## START Provided records

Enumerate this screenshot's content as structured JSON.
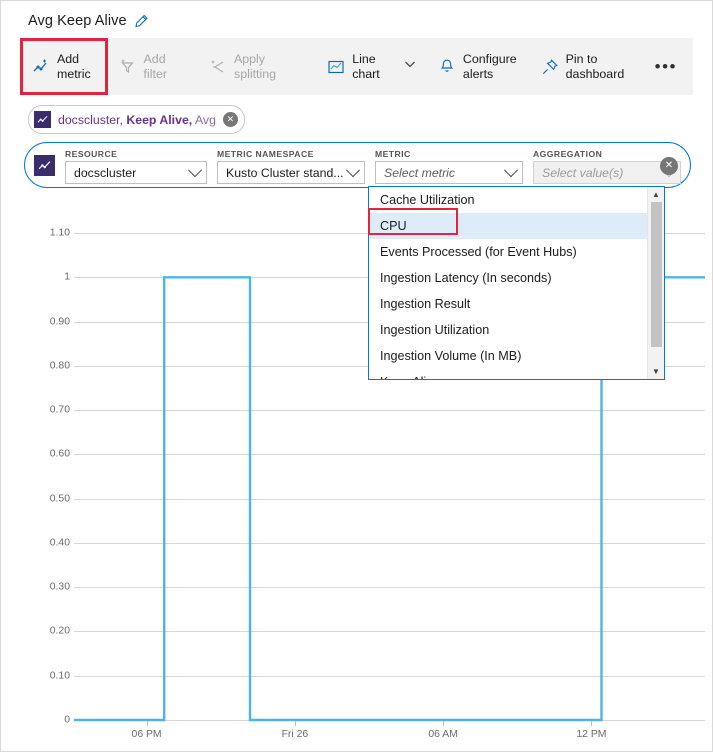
{
  "window": {
    "title": "Avg Keep Alive",
    "edit_icon": "pencil-icon"
  },
  "toolbar": {
    "items": [
      {
        "label_line1": "Add",
        "label_line2": "metric",
        "icon": "add-metric-icon",
        "disabled": false,
        "highlighted": true
      },
      {
        "label_line1": "Add",
        "label_line2": "filter",
        "icon": "add-filter-icon",
        "disabled": true,
        "highlighted": false
      },
      {
        "label_line1": "Apply",
        "label_line2": "splitting",
        "icon": "apply-splitting-icon",
        "disabled": true,
        "highlighted": false
      },
      {
        "label_line1": "Line",
        "label_line2": "chart",
        "icon": "line-chart-icon",
        "disabled": false,
        "highlighted": false
      },
      {
        "label_line1": "Configure",
        "label_line2": "alerts",
        "icon": "bell-icon",
        "disabled": false,
        "highlighted": false
      },
      {
        "label_line1": "Pin to",
        "label_line2": "dashboard",
        "icon": "pin-icon",
        "disabled": false,
        "highlighted": false
      }
    ],
    "chart_type_caret": "chevron-down-icon",
    "more_label": "•••"
  },
  "metric_chip": {
    "resource": "docscluster,",
    "metric": "Keep Alive,",
    "aggregation": "Avg",
    "close_label": "✕",
    "square_icon": "metric-chart-icon"
  },
  "picker": {
    "square_icon": "metric-chart-icon",
    "fields": [
      {
        "label": "RESOURCE",
        "value": "docscluster",
        "state": "filled"
      },
      {
        "label": "METRIC NAMESPACE",
        "value": "Kusto Cluster stand...",
        "state": "filled"
      },
      {
        "label": "METRIC",
        "value": "Select metric",
        "state": "placeholder"
      },
      {
        "label": "AGGREGATION",
        "value": "Select value(s)",
        "state": "disabled"
      }
    ],
    "close_label": "✕"
  },
  "dropdown": {
    "options": [
      "Cache Utilization",
      "CPU",
      "Events Processed (for Event Hubs)",
      "Ingestion Latency (In seconds)",
      "Ingestion Result",
      "Ingestion Utilization",
      "Ingestion Volume (In MB)",
      "Keep Alive"
    ],
    "selected_index": 1,
    "highlighted_option": "CPU",
    "scroll_up": "▲",
    "scroll_down": "▼"
  },
  "colors": {
    "accent_blue": "#0078d4",
    "series_blue": "#4FB3E8",
    "highlight_red": "#e2243c",
    "chip_purple": "#68308f",
    "chip_square": "#3b2c6e",
    "selected_row": "#deecf9"
  },
  "chart_data": {
    "type": "line",
    "title": "Avg Keep Alive",
    "xlabel": "",
    "ylabel": "",
    "ylim": [
      0,
      1.1
    ],
    "grid": true,
    "legend": "none",
    "ytick_labels": [
      "1.10",
      "1",
      "0.90",
      "0.80",
      "0.70",
      "0.60",
      "0.50",
      "0.40",
      "0.30",
      "0.20",
      "0.10",
      "0"
    ],
    "ytick_values": [
      1.1,
      1.0,
      0.9,
      0.8,
      0.7,
      0.6,
      0.5,
      0.4,
      0.3,
      0.2,
      0.1,
      0
    ],
    "xtick_labels": [
      "06 PM",
      "Fri 26",
      "06 AM",
      "12 PM"
    ],
    "xtick_fracs": [
      0.115,
      0.35,
      0.585,
      0.82
    ],
    "series": [
      {
        "name": "Avg Keep Alive",
        "color": "#4FB3E8",
        "points": [
          {
            "x": 0.0,
            "y": 0
          },
          {
            "x": 0.143,
            "y": 0
          },
          {
            "x": 0.143,
            "y": 1
          },
          {
            "x": 0.279,
            "y": 1
          },
          {
            "x": 0.279,
            "y": 0
          },
          {
            "x": 0.836,
            "y": 0
          },
          {
            "x": 0.836,
            "y": 1
          },
          {
            "x": 1.0,
            "y": 1
          }
        ]
      }
    ]
  }
}
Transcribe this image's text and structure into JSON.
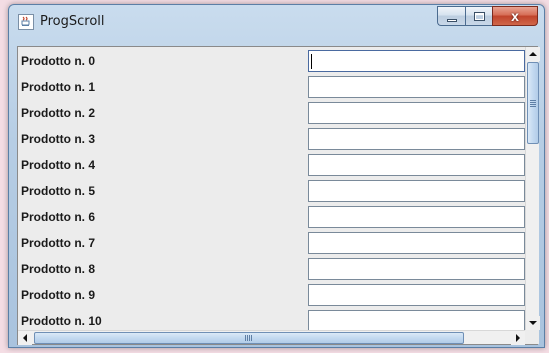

## END Provided records

**Stated exercise**:
Exactly as written, return every line of the listing, but not the pictures.

**Exercise output**:
Enumerate this screenshot's content as structured JSON.
{
  "window": {
    "title": "Avg Keep Alive",
    "edit_icon": "pencil-icon"
  },
  "toolbar": {
    "items": [
      {
        "label_line1": "Add",
        "label_line2": "metric",
        "icon": "add-metric-icon",
        "disabled": false,
        "highlighted": true
      },
      {
        "label_line1": "Add",
        "label_line2": "filter",
        "icon": "add-filter-icon",
        "disabled": true,
        "highlighted": false
      },
      {
        "label_line1": "Apply",
        "label_line2": "splitting",
        "icon": "apply-splitting-icon",
        "disabled": true,
        "highlighted": false
      },
      {
        "label_line1": "Line",
        "label_line2": "chart",
        "icon": "line-chart-icon",
        "disabled": false,
        "highlighted": false
      },
      {
        "label_line1": "Configure",
        "label_line2": "alerts",
        "icon": "bell-icon",
        "disabled": false,
        "highlighted": false
      },
      {
        "label_line1": "Pin to",
        "label_line2": "dashboard",
        "icon": "pin-icon",
        "disabled": false,
        "highlighted": false
      }
    ],
    "chart_type_caret": "chevron-down-icon",
    "more_label": "•••"
  },
  "metric_chip": {
    "resource": "docscluster,",
    "metric": "Keep Alive,",
    "aggregation": "Avg",
    "close_label": "✕",
    "square_icon": "metric-chart-icon"
  },
  "picker": {
    "square_icon": "metric-chart-icon",
    "fields": [
      {
        "label": "RESOURCE",
        "value": "docscluster",
        "state": "filled"
      },
      {
        "label": "METRIC NAMESPACE",
        "value": "Kusto Cluster stand...",
        "state": "filled"
      },
      {
        "label": "METRIC",
        "value": "Select metric",
        "state": "placeholder"
      },
      {
        "label": "AGGREGATION",
        "value": "Select value(s)",
        "state": "disabled"
      }
    ],
    "close_label": "✕"
  },
  "dropdown": {
    "options": [
      "Cache Utilization",
      "CPU",
      "Events Processed (for Event Hubs)",
      "Ingestion Latency (In seconds)",
      "Ingestion Result",
      "Ingestion Utilization",
      "Ingestion Volume (In MB)",
      "Keep Alive"
    ],
    "selected_index": 1,
    "highlighted_option": "CPU",
    "scroll_up": "▲",
    "scroll_down": "▼"
  },
  "colors": {
    "accent_blue": "#0078d4",
    "series_blue": "#4FB3E8",
    "highlight_red": "#e2243c",
    "chip_purple": "#68308f",
    "chip_square": "#3b2c6e",
    "selected_row": "#deecf9"
  },
  "chart_data": {
    "type": "line",
    "title": "Avg Keep Alive",
    "xlabel": "",
    "ylabel": "",
    "ylim": [
      0,
      1.1
    ],
    "grid": true,
    "legend": "none",
    "ytick_labels": [
      "1.10",
      "1",
      "0.90",
      "0.80",
      "0.70",
      "0.60",
      "0.50",
      "0.40",
      "0.30",
      "0.20",
      "0.10",
      "0"
    ],
    "ytick_values": [
      1.1,
      1.0,
      0.9,
      0.8,
      0.7,
      0.6,
      0.5,
      0.4,
      0.3,
      0.2,
      0.1,
      0
    ],
    "xtick_labels": [
      "06 PM",
      "Fri 26",
      "06 AM",
      "12 PM"
    ],
    "xtick_fracs": [
      0.115,
      0.35,
      0.585,
      0.82
    ],
    "series": [
      {
        "name": "Avg Keep Alive",
        "color": "#4FB3E8",
        "points": [
          {
            "x": 0.0,
            "y": 0
          },
          {
            "x": 0.143,
            "y": 0
          },
          {
            "x": 0.143,
            "y": 1
          },
          {
            "x": 0.279,
            "y": 1
          },
          {
            "x": 0.279,
            "y": 0
          },
          {
            "x": 0.836,
            "y": 0
          },
          {
            "x": 0.836,
            "y": 1
          },
          {
            "x": 1.0,
            "y": 1
          }
        ]
      }
    ]
  }
}
Transcribe this image's text and structure into JSON.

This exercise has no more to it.